TEXTE FOURNI
::::

Saddam Hussein avait bien le pouvoir de tuer à grande échelle en Irak. Sans bombe atomique ni technologie de pointe. Son arme secrète? Son aussi banal que moustachu cousin germain Ali. Ali Hassan al-Majid, son cadet de quelques années, comme lui natif du nord de l’Irak. Comme lui, originaire de la région de Tikrit, la féconde fabrique de tueurs sunnites de l’Irak postmoderne. Comme lui, exécuté par pendaison pour crimes contre l’humanité.

Ex-«Roi de pique»

Ali Hassan al-Majid était l’homme le plus dangereux de Mésopotamie après le feu maître de Bagdad, l’âme de destruction massive de l’Irak totalitaire. L’homme au keffieh avait été condamné à mort pour la quatrième fois le 17 janvier dernier, pour le massacre organisé de 5000 Kurdes en 1988. Il a été pendu lundi «sans aucun trouble, ni cris de joie ou paroles offensantes», selon le gouvernement.

::::

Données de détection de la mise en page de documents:
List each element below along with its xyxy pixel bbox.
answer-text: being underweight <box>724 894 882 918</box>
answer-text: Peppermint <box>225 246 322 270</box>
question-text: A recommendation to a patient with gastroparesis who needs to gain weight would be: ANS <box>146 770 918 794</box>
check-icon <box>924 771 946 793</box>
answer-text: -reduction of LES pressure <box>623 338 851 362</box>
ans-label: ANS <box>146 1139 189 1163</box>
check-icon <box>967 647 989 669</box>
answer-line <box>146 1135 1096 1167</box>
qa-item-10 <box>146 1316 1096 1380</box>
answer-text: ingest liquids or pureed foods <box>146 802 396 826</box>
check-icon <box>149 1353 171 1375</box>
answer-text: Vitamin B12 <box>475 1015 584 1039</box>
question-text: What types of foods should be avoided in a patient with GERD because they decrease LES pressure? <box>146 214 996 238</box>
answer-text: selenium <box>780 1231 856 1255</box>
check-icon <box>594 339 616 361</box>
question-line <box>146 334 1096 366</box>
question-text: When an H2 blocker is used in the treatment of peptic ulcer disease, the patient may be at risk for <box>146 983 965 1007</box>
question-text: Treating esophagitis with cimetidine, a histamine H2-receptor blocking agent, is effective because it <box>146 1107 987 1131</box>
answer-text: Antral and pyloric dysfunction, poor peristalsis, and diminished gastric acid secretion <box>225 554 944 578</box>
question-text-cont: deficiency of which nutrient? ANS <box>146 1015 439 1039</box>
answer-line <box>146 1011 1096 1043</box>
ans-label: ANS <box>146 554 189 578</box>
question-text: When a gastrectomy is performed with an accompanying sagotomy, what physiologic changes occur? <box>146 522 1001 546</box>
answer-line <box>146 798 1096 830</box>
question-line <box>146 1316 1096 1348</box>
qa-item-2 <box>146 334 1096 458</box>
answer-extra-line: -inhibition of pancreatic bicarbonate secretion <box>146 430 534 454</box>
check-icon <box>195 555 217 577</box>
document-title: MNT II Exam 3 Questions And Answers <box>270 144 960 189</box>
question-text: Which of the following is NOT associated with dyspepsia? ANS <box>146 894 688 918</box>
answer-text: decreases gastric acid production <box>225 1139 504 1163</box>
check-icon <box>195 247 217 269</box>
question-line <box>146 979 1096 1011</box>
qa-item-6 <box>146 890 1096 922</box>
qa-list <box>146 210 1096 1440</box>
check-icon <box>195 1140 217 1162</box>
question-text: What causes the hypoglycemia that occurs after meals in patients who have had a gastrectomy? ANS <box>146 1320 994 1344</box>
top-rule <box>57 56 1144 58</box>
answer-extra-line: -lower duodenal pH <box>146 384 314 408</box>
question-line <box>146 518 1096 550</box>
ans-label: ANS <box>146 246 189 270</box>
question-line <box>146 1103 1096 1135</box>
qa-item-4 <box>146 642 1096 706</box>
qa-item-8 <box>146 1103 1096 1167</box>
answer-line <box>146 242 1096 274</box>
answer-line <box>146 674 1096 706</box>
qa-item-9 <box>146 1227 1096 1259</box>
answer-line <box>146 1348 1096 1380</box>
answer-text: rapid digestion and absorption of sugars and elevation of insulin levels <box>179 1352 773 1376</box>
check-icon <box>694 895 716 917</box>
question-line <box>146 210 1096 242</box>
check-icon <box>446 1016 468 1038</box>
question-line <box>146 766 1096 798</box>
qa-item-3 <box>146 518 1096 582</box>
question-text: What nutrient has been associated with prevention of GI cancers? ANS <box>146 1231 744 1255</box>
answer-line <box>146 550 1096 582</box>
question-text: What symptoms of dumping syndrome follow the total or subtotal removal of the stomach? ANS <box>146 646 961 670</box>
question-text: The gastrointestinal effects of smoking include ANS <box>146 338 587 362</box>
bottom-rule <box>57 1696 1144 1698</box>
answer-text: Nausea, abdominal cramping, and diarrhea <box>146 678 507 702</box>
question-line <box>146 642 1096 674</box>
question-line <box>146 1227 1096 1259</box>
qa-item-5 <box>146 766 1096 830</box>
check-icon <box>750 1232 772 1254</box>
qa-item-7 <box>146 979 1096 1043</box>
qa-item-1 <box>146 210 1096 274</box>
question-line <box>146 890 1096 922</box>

::::

CONSIGNE 1
Relevez tous les points communs avec Saddam Hussein que le texte sur Ali Hassan al-Majid introduit par les mots « comme lui ».
CONSIGNE 2
Prolongez le texte sur Ali Hassan al-Majid à partir de sa dernière phrase.
Ces entrées n'ont aucun lien avec le texte.

ESPACE RÉPONSE 1
- natif du nord de l'Irak
- originaire de la région de Tikrit
- exécuté par pendaison pour crimes contre l'humanité

ESPACE RÉPONSE 2
Exécuteur des basses œuvres du raïs, dévoué cousin, zélé lieutenant, il collectionnait les massacres. Le sicaire du régime baassiste était plus connu sous le nom d’«Ali le chimique», après avoir orchestré la campagne «Al-Anfal» de 1988 durant laquelle l’Irak avait fait usage du gaz ypérite – entre autres – pour venir à bout de la rébellion kurde.

Ex-«Roi de pique» du jeu de cartes inventé par le Pentagone, il avait aussi été le secrétaire général du parti Baas dans le nord de l’Irak et ministre de l’Intérieur. Capturé par la coalition britannico-américaine en 2003, il ne s’était jamais repenti: «C’est moi qui ai donné les ordres à l’armée de détruire des villages […]. Je ne me défends pas. Je ne m’en excuse pas. Je n’ai pas commis d’erreur», avait-il dit en parlant de la répression de la rébellion kurde qui a fait près de 180 000 morts.